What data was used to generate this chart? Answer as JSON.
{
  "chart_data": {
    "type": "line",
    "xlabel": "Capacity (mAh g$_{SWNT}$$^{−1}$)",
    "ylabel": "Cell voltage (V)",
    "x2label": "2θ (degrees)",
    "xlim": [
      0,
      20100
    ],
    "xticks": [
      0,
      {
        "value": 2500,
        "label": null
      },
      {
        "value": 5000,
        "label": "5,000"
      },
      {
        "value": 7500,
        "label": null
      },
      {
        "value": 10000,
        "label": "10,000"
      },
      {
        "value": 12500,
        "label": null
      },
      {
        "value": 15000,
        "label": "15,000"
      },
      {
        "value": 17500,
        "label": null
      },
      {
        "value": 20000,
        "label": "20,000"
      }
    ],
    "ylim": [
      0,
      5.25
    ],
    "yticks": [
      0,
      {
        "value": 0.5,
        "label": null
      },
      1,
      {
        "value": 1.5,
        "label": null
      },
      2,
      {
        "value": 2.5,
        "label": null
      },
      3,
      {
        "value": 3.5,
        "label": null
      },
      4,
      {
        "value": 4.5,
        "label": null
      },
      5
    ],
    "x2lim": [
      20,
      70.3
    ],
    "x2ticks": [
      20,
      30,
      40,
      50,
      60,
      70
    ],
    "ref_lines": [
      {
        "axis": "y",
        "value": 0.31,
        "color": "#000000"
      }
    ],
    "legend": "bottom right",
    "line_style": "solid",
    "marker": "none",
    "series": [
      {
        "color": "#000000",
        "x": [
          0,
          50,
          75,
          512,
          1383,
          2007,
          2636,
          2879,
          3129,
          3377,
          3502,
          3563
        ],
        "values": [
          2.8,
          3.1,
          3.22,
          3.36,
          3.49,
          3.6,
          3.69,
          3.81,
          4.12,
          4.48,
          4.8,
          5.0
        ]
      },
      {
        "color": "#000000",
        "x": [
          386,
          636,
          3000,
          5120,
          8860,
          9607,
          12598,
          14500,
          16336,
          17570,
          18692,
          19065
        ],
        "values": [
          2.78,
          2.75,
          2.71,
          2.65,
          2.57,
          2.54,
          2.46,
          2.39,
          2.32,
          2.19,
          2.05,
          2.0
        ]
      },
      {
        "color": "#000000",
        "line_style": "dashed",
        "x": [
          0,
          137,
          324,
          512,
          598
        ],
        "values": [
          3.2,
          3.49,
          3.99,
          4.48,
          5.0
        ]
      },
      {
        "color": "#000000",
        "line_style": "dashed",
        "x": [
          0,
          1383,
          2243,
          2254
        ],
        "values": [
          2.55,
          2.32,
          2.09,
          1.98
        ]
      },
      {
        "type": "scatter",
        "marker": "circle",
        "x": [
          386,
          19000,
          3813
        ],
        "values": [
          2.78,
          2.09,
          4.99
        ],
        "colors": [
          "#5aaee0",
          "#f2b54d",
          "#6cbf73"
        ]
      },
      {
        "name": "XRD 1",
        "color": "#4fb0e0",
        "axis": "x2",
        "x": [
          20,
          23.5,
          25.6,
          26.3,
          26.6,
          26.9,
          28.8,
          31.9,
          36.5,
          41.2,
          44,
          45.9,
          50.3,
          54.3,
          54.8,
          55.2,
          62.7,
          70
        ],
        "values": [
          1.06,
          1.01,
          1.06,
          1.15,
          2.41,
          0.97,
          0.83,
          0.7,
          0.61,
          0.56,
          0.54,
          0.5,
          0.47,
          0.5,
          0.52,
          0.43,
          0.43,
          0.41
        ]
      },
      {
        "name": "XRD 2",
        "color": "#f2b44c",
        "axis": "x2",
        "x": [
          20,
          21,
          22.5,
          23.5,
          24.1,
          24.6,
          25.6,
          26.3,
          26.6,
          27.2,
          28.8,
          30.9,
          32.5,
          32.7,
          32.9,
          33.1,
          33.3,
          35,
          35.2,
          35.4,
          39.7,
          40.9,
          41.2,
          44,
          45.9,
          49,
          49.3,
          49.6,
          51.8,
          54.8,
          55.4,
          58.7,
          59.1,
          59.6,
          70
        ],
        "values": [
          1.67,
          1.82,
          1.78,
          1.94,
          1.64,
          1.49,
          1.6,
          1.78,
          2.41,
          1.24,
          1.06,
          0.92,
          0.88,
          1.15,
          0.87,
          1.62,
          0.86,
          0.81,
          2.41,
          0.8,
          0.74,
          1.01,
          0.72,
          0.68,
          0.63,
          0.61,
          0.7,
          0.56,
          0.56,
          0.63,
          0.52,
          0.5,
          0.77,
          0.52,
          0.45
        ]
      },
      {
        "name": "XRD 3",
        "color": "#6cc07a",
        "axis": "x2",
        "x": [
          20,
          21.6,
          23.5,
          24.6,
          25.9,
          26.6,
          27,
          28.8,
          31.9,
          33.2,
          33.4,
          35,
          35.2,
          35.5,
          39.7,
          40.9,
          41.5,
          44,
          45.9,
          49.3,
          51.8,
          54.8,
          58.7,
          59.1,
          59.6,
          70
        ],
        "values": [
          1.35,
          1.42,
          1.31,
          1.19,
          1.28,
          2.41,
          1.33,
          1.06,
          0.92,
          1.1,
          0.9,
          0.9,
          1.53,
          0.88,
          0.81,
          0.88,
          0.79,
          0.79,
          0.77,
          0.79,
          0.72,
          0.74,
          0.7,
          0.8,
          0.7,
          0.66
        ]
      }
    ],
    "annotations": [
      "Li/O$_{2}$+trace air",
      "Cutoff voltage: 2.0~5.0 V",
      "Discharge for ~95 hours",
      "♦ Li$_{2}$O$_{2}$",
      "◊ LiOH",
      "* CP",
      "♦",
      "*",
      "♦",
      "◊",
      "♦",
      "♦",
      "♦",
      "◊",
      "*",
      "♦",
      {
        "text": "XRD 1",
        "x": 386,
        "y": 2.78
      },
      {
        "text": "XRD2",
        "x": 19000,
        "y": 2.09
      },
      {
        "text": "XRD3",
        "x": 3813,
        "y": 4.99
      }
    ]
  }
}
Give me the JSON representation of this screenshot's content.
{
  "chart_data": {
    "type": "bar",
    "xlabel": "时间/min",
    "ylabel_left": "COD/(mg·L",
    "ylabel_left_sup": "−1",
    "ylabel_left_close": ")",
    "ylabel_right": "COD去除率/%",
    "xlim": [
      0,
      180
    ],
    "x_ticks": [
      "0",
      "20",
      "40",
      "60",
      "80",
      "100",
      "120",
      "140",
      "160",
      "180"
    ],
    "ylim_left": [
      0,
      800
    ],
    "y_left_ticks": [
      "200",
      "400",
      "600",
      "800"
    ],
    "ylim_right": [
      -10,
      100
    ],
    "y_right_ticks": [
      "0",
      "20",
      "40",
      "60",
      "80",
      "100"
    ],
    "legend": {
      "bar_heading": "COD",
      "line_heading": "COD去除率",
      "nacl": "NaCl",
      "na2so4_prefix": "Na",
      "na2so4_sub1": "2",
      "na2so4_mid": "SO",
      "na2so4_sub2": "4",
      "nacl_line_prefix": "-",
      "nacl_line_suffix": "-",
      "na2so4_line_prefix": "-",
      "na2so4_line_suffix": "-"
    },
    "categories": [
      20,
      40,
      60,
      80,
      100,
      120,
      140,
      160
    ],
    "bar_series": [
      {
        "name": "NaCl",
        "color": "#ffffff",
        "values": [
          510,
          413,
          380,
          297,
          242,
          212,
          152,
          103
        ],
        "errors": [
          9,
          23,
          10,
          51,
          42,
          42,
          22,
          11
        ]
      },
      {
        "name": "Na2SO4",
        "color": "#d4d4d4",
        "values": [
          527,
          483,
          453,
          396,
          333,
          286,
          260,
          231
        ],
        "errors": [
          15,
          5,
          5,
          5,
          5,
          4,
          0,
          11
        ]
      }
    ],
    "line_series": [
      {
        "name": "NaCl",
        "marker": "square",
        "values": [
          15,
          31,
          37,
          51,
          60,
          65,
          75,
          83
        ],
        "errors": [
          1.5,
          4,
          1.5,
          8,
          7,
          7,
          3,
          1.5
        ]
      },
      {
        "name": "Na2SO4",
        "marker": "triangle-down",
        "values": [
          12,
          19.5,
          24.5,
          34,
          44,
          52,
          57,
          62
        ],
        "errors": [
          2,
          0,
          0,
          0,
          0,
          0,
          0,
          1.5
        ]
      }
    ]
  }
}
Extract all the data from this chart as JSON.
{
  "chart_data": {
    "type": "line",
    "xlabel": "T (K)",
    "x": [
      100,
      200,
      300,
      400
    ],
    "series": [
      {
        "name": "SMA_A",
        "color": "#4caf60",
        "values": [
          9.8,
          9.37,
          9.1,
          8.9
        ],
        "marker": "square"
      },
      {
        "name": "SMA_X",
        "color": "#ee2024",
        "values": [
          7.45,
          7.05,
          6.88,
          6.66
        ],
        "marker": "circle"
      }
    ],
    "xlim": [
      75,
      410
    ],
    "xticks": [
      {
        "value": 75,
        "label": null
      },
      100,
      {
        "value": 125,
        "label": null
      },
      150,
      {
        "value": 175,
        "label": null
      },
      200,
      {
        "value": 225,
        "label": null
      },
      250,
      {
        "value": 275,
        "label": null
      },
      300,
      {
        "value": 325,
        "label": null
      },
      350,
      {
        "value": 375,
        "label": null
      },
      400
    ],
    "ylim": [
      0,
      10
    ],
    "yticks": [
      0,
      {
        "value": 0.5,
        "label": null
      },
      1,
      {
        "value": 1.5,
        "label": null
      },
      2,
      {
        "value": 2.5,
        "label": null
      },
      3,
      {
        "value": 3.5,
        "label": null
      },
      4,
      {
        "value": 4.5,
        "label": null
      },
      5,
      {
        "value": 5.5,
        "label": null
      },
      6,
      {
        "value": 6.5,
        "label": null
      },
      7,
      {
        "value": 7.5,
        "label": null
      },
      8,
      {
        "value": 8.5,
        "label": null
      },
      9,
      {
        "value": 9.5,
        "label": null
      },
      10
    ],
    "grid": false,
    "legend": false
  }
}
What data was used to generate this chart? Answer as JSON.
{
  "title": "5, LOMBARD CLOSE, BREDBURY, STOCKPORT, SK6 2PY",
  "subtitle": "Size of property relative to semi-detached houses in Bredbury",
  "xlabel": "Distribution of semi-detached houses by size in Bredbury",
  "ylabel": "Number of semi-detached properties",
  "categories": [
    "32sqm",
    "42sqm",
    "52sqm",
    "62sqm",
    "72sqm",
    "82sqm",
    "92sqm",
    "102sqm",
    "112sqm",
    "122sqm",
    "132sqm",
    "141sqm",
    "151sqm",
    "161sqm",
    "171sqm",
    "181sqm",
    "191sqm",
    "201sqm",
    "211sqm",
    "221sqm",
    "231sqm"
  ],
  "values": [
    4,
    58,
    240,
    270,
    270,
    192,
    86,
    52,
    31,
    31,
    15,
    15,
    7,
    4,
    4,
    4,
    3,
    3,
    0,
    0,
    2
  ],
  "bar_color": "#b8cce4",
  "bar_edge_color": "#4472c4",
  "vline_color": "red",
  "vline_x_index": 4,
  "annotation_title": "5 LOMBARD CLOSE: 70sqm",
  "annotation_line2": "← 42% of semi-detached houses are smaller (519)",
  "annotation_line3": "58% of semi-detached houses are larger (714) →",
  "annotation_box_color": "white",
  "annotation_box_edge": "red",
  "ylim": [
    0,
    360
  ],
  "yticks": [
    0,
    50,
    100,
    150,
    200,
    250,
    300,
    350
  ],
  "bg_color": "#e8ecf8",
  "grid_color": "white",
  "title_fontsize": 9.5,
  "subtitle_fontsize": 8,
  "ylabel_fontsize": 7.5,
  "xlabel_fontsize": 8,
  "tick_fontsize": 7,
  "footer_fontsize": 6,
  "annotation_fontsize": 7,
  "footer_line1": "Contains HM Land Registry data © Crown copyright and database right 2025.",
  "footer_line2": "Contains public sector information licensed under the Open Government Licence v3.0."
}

--------------------------------

**PROBLEM STATEMENT**
Find all lines where the word "detached" appears. Copy them.

**THE SOLUTION**
  "subtitle": "Size of property relative to semi-detached houses in Bredbury",
  "xlabel": "Distribution of semi-detached houses by size in Bredbury",
  "ylabel": "Number of semi-detached properties",
  "annotation_line2": "← 42% of semi-detached houses are smaller (519)",
  "annotation_line3": "58% of semi-detached houses are larger (714) →",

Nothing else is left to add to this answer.